- **Problem to solve**:
Identify the lines that include the word "Monthly", then copy all of them.

- **The input**:
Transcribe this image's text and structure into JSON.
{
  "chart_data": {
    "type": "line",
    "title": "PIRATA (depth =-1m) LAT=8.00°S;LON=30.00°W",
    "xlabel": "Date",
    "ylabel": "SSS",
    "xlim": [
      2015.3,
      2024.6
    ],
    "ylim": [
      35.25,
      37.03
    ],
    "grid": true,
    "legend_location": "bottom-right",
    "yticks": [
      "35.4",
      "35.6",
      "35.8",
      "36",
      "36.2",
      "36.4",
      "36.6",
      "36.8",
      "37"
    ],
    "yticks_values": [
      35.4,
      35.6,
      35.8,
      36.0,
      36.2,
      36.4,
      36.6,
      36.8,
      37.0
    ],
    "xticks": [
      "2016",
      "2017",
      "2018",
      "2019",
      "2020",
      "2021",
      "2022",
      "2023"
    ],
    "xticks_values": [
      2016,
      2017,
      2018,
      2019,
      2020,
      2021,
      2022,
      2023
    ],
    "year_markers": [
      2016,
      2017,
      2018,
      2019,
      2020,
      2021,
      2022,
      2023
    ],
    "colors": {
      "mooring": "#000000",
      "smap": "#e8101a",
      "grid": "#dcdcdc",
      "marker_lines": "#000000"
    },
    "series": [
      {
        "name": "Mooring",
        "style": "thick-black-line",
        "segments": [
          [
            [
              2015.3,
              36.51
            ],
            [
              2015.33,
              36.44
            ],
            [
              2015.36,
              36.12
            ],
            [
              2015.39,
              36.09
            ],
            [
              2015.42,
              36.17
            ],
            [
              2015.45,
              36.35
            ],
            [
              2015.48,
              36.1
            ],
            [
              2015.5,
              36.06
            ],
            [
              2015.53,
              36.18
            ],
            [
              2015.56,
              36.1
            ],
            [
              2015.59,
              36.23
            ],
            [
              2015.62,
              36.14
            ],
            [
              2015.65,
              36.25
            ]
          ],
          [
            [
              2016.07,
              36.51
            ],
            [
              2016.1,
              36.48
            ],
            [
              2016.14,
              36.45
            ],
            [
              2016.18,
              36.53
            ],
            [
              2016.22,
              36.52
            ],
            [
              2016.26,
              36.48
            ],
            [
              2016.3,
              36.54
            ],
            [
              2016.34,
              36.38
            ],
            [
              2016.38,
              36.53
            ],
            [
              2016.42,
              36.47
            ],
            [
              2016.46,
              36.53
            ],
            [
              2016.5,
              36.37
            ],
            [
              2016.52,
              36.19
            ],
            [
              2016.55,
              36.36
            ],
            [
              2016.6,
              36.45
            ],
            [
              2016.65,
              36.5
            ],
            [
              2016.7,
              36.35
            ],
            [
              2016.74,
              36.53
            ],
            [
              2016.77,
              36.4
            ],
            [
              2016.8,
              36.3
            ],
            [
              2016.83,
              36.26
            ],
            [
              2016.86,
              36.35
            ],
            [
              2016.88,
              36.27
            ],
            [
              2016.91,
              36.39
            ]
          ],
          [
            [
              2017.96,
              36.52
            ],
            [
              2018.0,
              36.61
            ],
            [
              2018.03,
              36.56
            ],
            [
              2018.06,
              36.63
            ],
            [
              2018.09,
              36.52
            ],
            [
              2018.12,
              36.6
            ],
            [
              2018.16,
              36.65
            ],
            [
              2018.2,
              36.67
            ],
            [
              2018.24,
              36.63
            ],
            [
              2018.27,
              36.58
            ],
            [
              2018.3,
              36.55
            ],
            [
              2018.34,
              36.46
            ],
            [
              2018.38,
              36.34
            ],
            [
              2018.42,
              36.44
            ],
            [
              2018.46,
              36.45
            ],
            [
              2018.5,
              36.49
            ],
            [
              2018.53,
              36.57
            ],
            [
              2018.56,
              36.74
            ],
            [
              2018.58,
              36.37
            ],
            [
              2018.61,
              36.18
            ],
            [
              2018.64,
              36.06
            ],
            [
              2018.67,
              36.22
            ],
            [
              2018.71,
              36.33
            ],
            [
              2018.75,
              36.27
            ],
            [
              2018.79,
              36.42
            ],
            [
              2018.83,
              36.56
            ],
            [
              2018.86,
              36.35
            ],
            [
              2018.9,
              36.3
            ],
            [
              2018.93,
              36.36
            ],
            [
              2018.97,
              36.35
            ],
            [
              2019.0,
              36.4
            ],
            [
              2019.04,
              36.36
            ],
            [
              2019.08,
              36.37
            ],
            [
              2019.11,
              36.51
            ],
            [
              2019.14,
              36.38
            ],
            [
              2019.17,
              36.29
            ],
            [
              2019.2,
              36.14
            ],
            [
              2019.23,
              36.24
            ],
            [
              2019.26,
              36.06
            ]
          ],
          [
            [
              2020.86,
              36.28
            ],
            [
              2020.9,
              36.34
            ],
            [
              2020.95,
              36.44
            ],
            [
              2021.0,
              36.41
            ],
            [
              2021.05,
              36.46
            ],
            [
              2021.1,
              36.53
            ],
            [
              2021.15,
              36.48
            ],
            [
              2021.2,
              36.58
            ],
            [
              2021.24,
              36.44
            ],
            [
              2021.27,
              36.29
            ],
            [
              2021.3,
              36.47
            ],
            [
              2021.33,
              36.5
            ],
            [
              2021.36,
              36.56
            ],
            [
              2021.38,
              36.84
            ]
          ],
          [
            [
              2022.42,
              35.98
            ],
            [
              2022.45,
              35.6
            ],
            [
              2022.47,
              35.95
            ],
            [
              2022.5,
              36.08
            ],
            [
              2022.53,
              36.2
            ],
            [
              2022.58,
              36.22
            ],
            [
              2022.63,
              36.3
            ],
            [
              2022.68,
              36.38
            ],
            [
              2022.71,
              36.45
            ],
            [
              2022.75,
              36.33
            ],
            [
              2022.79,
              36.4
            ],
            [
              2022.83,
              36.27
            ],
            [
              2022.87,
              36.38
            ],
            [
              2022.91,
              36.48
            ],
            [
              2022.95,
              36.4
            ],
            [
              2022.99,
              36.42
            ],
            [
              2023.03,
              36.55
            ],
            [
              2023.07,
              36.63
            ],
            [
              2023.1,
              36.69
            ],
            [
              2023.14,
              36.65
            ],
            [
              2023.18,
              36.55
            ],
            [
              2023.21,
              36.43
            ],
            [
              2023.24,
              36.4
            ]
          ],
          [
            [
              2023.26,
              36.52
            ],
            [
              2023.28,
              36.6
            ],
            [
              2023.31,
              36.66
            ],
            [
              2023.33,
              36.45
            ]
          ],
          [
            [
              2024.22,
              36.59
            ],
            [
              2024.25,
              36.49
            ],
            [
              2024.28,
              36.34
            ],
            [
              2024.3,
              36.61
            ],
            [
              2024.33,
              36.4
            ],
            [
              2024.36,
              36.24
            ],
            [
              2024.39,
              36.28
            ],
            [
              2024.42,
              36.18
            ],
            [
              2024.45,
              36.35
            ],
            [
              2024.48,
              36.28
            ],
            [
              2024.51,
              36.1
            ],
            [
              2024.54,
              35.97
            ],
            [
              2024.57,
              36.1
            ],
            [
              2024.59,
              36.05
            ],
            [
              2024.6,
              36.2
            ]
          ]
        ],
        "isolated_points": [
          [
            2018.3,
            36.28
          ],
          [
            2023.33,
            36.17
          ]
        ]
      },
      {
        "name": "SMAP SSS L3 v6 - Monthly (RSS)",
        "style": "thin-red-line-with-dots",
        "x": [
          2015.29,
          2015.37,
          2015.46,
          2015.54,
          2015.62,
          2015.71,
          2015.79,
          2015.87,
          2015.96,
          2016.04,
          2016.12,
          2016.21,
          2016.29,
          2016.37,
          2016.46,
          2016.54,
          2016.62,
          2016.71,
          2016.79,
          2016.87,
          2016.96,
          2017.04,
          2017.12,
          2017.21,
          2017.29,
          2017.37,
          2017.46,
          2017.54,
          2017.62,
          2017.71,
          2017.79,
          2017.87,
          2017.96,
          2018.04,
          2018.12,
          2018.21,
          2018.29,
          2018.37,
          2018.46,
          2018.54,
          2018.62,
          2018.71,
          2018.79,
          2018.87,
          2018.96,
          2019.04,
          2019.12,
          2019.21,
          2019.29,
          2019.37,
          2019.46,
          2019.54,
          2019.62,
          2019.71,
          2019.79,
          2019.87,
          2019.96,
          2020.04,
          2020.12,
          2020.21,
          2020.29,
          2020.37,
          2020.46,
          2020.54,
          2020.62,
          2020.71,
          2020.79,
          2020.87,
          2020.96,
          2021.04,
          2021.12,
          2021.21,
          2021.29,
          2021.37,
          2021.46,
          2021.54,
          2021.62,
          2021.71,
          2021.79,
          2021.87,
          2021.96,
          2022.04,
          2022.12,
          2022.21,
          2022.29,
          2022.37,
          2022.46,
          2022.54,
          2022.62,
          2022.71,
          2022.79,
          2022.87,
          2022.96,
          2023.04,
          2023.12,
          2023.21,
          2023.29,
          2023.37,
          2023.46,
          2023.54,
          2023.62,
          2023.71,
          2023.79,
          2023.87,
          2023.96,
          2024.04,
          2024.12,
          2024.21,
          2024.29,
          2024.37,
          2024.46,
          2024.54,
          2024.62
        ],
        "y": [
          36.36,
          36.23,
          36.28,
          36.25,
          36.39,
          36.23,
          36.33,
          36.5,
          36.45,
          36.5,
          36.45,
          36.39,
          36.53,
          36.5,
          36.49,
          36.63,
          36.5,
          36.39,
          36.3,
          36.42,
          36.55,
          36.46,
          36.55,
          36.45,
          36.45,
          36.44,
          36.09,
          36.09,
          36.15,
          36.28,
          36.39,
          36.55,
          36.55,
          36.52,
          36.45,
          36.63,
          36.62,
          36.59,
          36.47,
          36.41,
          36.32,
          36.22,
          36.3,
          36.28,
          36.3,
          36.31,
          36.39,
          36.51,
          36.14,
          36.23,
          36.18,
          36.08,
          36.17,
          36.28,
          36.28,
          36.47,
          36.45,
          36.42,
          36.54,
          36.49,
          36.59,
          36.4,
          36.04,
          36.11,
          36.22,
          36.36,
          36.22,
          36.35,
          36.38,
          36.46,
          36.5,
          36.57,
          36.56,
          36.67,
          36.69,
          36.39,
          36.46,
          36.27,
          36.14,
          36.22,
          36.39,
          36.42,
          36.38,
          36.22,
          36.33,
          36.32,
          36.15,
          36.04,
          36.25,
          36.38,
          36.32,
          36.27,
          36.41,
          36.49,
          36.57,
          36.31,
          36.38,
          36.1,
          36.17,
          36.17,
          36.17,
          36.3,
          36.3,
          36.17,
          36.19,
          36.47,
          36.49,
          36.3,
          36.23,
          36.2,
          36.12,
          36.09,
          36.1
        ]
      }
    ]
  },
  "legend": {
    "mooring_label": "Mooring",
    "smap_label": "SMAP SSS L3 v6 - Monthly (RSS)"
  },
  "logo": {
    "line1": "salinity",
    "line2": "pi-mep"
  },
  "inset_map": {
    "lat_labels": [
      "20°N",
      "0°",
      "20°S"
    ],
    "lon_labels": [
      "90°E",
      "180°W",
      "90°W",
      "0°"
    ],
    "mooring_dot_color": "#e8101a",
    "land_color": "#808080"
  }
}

- **Answer for the task**:
        "name": "SMAP SSS L3 v6 - Monthly (RSS)",
    "smap_label": "SMAP SSS L3 v6 - Monthly (RSS)"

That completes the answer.